START Material for this exercise
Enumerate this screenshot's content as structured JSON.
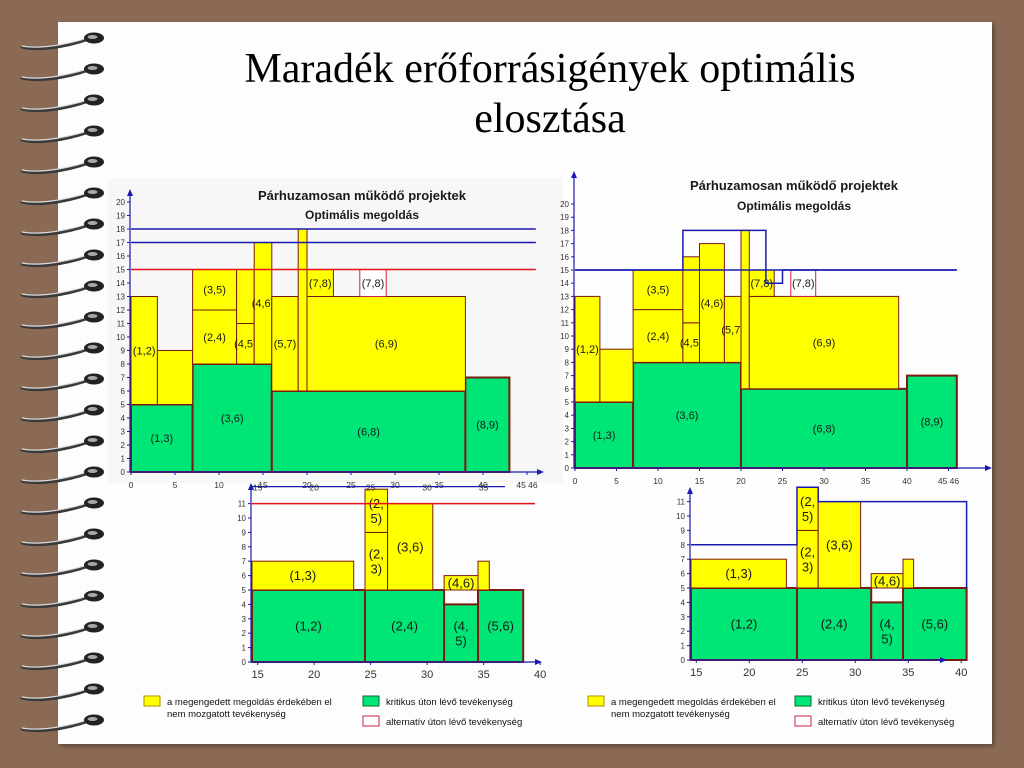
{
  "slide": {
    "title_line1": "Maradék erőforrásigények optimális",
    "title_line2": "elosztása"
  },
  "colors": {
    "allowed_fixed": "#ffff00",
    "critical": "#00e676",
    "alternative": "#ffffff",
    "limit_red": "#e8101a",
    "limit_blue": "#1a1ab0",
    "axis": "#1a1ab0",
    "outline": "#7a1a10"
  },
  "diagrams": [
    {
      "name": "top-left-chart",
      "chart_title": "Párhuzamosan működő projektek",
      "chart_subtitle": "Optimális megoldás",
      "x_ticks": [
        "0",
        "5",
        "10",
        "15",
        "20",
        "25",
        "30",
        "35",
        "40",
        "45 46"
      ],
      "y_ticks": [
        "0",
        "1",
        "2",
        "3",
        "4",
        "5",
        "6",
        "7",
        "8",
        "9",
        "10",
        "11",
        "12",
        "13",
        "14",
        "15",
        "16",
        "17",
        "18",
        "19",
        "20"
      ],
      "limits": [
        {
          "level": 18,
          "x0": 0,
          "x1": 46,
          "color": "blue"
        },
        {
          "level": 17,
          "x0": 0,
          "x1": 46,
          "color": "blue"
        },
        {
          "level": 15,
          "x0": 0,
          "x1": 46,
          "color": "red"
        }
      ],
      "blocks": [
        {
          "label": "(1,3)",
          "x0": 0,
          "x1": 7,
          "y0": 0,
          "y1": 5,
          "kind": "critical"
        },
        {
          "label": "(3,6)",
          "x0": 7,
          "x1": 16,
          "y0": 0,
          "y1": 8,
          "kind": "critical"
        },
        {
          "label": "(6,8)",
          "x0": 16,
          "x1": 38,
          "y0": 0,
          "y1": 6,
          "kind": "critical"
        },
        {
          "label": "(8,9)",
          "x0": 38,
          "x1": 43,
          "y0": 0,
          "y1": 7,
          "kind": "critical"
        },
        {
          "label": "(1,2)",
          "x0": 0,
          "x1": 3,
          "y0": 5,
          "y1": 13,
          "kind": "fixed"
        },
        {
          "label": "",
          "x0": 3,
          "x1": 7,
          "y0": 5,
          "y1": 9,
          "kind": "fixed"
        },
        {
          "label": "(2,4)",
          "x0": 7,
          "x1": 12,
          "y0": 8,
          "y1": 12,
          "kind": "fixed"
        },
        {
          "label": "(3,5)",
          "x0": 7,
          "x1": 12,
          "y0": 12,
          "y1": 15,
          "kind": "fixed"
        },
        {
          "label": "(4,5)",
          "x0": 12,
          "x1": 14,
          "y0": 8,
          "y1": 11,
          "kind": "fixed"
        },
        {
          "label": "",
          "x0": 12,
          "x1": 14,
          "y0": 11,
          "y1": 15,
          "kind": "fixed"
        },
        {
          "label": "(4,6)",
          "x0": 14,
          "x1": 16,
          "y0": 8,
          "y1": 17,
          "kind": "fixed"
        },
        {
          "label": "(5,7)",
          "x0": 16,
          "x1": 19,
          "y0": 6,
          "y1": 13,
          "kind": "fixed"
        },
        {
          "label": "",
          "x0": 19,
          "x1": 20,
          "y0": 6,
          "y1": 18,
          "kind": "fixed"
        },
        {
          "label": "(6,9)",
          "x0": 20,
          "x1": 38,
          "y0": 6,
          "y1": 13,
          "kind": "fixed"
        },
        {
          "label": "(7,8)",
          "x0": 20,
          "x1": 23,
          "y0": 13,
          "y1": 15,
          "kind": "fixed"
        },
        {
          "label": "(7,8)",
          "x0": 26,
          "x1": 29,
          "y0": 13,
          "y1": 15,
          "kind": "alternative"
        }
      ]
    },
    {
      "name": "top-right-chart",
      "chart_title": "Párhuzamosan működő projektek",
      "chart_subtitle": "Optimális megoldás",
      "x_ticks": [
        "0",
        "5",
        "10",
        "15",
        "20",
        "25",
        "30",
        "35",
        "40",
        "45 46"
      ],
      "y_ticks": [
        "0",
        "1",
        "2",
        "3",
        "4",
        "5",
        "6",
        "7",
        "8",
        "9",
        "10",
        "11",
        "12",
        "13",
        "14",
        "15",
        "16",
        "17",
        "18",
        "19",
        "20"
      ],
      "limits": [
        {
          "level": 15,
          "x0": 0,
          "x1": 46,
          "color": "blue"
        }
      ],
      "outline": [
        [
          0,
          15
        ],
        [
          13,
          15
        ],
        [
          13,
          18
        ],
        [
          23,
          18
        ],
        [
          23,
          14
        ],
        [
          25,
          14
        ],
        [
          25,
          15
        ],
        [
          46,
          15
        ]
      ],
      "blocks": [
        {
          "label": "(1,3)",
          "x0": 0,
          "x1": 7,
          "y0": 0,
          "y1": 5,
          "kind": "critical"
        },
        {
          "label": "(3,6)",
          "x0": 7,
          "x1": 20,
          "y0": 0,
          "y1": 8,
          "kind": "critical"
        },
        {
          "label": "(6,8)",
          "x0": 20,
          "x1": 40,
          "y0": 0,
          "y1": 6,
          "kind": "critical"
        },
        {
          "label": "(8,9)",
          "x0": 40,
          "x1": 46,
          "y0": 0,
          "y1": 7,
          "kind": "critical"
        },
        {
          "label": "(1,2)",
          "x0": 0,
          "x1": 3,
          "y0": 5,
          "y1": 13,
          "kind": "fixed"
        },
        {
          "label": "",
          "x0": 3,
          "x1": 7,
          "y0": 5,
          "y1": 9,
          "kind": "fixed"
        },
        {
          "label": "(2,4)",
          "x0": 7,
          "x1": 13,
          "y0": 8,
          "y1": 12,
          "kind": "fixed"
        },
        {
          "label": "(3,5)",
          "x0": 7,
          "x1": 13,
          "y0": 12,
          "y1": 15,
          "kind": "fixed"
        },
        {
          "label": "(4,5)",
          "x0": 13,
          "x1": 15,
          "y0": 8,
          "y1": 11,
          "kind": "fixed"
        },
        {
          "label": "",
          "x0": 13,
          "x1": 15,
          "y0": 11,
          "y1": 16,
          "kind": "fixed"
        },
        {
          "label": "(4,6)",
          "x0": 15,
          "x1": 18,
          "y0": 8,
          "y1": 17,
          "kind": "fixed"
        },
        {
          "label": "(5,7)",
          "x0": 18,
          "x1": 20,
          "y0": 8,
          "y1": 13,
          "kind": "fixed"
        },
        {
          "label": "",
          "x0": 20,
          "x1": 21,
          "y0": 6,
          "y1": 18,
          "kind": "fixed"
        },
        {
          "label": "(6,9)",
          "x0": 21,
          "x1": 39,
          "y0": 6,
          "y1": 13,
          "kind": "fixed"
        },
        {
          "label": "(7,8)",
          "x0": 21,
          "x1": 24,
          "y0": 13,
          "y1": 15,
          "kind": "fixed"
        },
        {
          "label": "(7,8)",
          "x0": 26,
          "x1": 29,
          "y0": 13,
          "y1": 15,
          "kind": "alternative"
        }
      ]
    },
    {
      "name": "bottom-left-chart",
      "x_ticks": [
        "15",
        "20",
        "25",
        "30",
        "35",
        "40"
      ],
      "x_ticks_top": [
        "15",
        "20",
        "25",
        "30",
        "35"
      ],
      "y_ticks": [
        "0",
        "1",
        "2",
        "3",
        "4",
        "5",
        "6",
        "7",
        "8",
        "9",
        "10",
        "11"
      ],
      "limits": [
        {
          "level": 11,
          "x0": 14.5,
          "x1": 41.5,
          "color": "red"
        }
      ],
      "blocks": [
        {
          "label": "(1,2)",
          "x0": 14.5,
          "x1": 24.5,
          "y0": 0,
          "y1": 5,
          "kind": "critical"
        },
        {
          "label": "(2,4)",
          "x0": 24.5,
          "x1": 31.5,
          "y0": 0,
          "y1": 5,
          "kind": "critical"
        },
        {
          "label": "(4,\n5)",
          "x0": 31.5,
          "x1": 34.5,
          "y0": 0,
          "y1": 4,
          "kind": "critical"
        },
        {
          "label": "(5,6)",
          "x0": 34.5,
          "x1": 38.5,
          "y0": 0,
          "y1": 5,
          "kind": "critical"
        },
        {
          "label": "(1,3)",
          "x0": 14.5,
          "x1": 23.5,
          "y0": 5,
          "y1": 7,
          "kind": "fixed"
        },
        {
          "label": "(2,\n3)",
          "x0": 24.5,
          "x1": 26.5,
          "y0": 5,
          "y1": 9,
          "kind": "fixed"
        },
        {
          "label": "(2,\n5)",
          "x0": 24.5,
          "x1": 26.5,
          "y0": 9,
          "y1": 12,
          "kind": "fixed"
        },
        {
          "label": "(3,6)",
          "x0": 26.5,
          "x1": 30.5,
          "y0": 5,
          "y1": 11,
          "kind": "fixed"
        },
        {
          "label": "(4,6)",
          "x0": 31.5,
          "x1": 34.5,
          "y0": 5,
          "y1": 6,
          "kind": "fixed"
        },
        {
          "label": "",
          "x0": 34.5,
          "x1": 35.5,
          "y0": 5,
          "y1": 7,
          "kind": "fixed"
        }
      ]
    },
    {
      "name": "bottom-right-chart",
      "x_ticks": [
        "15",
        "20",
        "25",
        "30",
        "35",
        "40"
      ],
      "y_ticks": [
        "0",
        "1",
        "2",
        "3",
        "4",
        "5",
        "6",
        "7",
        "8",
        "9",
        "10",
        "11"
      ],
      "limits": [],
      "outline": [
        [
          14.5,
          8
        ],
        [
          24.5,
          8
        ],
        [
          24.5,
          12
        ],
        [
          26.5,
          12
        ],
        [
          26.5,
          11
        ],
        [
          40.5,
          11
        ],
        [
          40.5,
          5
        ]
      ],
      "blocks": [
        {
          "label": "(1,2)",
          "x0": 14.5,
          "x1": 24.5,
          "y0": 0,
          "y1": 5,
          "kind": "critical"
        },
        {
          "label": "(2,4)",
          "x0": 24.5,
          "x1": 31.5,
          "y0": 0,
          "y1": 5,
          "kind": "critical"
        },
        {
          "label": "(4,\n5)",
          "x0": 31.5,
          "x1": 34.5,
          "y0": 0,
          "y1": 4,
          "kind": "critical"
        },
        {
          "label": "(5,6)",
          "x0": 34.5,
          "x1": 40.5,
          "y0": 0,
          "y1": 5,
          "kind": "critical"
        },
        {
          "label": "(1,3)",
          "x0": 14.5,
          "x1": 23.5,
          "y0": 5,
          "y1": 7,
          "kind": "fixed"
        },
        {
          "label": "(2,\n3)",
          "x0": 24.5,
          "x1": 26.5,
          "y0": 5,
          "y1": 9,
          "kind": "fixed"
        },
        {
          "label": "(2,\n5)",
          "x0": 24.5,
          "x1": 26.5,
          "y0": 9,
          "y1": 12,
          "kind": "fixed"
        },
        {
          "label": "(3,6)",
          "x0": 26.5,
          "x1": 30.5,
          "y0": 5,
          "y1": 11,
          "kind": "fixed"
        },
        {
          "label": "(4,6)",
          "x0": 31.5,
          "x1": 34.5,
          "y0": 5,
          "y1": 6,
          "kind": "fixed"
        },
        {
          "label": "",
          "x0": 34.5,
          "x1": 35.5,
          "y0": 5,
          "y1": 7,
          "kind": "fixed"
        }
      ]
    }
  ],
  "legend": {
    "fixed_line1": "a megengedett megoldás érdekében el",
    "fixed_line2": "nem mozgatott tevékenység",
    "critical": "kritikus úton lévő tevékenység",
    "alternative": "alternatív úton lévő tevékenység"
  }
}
END Material for this exercise
• [Aim]
Go through the material and select each line with the string "úton" in it.

• [Task result]
    "critical": "kritikus úton lévő tevékenység",
    "alternative": "alternatív úton lévő tevékenység"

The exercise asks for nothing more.